* [Directive]
Repeat every line below exactly as it reads.

* [Listed records]
---------------
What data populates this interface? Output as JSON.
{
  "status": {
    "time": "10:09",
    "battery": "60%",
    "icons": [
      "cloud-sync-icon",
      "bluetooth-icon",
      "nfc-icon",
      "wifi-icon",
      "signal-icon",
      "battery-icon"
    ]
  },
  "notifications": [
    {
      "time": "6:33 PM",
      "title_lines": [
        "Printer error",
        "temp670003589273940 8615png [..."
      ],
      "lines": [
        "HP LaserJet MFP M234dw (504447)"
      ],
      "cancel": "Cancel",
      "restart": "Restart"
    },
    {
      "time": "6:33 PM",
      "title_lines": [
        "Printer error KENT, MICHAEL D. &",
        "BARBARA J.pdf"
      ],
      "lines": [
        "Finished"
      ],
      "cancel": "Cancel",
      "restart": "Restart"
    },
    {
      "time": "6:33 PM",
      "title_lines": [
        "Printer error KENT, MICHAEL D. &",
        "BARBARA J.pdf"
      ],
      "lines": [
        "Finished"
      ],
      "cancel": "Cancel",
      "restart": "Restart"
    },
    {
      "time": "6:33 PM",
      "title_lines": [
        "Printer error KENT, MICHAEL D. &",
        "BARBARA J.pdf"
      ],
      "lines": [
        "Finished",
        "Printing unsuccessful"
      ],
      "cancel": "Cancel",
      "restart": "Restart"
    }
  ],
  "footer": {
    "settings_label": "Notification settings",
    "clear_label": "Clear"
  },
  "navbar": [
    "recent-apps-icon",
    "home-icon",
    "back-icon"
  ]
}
---------------
* [Output below]
What data populates this interface? Output as JSON.
{
  "status": {
    "time": "10:09",
    "battery": "60%",
    "icons": [
      "cloud-sync-icon",
      "bluetooth-icon",
      "nfc-icon",
      "wifi-icon",
      "signal-icon",
      "battery-icon"
    ]
  },
  "notifications": [
    {
      "time": "6:33 PM",
      "title_lines": [
        "Printer error",
        "temp670003589273940 8615png [..."
      ],
      "lines": [
        "HP LaserJet MFP M234dw (504447)"
      ],
      "cancel": "Cancel",
      "restart": "Restart"
    },
    {
      "time": "6:33 PM",
      "title_lines": [
        "Printer error KENT, MICHAEL D. &",
        "BARBARA J.pdf"
      ],
      "lines": [
        "Finished"
      ],
      "cancel": "Cancel",
      "restart": "Restart"
    },
    {
      "time": "6:33 PM",
      "title_lines": [
        "Printer error KENT, MICHAEL D. &",
        "BARBARA J.pdf"
      ],
      "lines": [
        "Finished"
      ],
      "cancel": "Cancel",
      "restart": "Restart"
    },
    {
      "time": "6:33 PM",
      "title_lines": [
        "Printer error KENT, MICHAEL D. &",
        "BARBARA J.pdf"
      ],
      "lines": [
        "Finished",
        "Printing unsuccessful"
      ],
      "cancel": "Cancel",
      "restart": "Restart"
    }
  ],
  "footer": {
    "settings_label": "Notification settings",
    "clear_label": "Clear"
  },
  "navbar": [
    "recent-apps-icon",
    "home-icon",
    "back-icon"
  ]
}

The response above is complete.